I have to admit, my knee is killing me.  I feel like I am doing a great job of acting like I am just fine.  But as I crutch down the hall with my little tote bag to hold paper copies, I apparently do not appear as “fine” as I think I do.  For my colleagues make comments such as:

“Oh, please let me do something for you.”

“Are you ok?”

“Do you need to go home?”

“Um, you look pale.”

Oh, sheesh.  I am trying, but obviously not nailing this “brave face” business.  I told my 1st grade team mates that when I get a bit fussy, they should just bring ice.  AND if someone brings me TWO packs of ice, one for the top of the knee and one for the bottom (I fondly refer to it as the double-decker), I will be a happy camper.

Oh, I am just the biggest diva lately, too.  Every time we go somewhere, someone has to carry things for me, or fetch a pillow for me to prop my knee on.  I will owe them all many drinks of coffee and boxes of doughnuts.  It’s a problem.

#### Information provided:
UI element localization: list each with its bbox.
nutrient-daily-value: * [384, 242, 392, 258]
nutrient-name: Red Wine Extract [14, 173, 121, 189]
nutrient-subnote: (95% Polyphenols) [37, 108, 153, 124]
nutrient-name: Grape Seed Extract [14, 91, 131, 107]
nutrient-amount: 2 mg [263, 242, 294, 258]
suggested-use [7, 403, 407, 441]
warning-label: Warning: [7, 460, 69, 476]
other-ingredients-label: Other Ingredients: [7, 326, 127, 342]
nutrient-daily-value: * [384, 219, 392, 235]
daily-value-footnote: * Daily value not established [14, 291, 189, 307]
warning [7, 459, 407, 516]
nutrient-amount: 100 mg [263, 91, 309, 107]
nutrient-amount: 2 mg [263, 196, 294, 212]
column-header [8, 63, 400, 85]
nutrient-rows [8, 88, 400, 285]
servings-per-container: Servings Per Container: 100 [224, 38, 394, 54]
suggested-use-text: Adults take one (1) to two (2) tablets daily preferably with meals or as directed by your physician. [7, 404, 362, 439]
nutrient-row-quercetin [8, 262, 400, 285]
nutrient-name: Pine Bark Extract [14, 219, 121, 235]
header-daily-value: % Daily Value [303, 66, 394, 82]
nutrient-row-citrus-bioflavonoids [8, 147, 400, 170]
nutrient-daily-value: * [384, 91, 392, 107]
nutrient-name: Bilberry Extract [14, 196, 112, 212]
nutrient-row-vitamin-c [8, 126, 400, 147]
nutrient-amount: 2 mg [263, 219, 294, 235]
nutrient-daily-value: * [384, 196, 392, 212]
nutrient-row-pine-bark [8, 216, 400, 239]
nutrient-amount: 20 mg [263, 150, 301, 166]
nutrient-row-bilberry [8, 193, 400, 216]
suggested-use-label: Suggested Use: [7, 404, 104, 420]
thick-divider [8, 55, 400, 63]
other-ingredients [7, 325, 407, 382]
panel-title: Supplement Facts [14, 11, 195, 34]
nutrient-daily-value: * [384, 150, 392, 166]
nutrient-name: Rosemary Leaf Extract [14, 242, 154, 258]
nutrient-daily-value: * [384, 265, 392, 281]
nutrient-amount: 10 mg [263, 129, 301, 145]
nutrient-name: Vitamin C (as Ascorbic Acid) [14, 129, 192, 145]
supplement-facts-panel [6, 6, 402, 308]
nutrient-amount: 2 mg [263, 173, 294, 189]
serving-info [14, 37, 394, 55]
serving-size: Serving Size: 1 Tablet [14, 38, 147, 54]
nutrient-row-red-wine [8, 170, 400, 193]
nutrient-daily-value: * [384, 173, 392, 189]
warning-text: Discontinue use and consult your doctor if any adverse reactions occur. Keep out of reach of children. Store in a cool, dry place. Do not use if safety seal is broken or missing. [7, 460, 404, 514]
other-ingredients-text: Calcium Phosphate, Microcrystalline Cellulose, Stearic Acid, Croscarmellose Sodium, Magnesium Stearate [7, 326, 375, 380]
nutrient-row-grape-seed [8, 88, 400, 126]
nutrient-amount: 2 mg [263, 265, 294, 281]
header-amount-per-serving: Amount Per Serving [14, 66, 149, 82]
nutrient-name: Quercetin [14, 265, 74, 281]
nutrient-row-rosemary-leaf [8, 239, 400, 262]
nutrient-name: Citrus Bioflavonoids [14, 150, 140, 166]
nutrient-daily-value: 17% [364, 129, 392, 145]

#### Actions to take:
• A. Copy the part of the knee post between "Oh, sheesh.  I" and "a happy camper.", inclusive, word for word.
• B. Sum up the knee post in two sentences.

#### Solutions:
• A.
Oh, sheesh.  I am trying, but obviously not nailing this “brave face” business.  I told my 1st grade team mates that when I get a bit fussy, they should just bring ice.  AND if someone brings me TWO packs of ice, one for the top of the knee and one for the bottom (I fondly refer to it as the double-decker), I will be a happy camper.

• B. The writer's knee hurts a lot, and though the writer tries to act fine while crutching down the hall, colleagues keep offering help, asking if the writer is ok, and saying the writer looks pale. The writer has told the 1st grade teammates to bring ice, ideally two packs, when the writer gets fussy, and admits to being a diva lately who will owe everyone coffee and doughnuts for carrying things and fetching pillows.